* _THE EXERCISE_: Find and copy every line in the records that includes the string "What".
--- begin EXERCISE MATERIALS ---
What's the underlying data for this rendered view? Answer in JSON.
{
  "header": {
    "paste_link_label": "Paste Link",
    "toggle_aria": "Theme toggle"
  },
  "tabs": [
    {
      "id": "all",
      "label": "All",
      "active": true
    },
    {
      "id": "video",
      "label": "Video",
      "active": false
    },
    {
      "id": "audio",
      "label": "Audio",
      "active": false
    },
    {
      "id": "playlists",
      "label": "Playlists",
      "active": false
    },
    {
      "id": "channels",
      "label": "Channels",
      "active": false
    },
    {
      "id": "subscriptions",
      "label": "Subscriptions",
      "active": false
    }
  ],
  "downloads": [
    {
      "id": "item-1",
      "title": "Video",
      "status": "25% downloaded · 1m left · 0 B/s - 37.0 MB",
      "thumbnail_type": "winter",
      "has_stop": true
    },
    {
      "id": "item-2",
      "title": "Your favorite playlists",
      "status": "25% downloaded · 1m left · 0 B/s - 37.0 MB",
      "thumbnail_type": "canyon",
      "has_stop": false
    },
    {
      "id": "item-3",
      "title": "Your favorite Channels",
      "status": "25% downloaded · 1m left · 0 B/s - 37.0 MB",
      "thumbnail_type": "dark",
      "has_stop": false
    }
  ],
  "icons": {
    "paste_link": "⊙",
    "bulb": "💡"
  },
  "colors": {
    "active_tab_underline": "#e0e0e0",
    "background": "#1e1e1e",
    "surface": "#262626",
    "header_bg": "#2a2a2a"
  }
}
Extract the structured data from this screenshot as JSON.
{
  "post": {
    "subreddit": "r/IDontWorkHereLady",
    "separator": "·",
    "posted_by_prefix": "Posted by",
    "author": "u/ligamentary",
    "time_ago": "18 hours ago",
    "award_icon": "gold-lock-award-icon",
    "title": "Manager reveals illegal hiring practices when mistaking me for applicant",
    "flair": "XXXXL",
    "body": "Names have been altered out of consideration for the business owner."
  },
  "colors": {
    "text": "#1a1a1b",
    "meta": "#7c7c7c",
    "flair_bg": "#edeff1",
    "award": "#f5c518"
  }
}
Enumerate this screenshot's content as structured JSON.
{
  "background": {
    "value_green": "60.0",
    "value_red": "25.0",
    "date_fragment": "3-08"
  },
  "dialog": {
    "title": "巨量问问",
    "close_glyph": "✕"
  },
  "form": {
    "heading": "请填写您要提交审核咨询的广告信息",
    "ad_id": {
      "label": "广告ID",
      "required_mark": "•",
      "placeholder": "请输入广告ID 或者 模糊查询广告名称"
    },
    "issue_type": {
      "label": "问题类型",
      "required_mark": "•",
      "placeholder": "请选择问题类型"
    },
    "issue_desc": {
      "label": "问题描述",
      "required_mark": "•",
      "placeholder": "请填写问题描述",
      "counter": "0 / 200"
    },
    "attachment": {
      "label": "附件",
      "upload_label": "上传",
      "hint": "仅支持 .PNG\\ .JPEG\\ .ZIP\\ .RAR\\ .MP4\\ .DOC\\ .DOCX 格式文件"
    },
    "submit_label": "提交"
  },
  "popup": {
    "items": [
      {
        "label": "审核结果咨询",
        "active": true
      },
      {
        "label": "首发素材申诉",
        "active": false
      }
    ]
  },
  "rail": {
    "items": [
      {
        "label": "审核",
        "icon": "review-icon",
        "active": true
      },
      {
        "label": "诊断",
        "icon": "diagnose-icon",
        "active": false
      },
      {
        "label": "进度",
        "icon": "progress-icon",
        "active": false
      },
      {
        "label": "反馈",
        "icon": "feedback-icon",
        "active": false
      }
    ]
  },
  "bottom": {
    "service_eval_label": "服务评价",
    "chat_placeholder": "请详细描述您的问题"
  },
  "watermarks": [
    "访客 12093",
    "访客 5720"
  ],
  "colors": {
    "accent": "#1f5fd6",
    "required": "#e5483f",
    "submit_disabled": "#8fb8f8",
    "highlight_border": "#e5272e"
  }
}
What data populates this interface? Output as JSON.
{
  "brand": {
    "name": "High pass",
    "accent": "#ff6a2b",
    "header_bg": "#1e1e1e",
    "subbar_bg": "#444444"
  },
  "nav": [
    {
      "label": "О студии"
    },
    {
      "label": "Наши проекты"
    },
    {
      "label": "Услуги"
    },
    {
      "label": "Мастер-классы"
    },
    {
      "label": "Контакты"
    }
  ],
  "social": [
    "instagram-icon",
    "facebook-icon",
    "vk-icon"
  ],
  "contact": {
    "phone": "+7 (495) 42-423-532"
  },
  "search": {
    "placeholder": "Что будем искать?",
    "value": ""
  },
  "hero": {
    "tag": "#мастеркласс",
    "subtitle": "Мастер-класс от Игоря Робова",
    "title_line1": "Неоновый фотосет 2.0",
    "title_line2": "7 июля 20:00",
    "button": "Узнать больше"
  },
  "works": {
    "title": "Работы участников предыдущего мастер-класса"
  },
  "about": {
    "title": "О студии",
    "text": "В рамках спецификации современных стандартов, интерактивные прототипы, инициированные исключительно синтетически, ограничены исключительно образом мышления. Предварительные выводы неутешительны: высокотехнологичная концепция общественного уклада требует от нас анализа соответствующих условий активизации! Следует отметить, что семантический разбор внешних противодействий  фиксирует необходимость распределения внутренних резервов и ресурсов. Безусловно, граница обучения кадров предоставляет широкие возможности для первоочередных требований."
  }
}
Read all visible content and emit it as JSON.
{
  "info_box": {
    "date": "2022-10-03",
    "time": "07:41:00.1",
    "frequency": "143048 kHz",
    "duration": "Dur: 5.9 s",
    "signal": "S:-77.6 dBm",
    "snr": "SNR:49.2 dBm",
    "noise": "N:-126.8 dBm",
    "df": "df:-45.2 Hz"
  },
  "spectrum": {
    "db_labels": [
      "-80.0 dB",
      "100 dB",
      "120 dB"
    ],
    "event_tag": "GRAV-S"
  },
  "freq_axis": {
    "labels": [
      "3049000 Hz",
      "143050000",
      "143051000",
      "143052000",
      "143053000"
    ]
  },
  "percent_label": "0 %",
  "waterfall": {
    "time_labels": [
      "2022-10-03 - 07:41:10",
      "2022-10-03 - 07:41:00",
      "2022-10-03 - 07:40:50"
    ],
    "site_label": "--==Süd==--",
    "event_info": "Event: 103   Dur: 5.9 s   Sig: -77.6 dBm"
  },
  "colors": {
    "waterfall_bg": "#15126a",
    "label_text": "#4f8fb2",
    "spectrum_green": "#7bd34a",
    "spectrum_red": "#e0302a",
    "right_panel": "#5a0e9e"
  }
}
--- end EXERCISE MATERIALS ---
* _SOLUTION_:
What's the underlying data for this rendered view? Answer in JSON.
What data populates this interface? Output as JSON.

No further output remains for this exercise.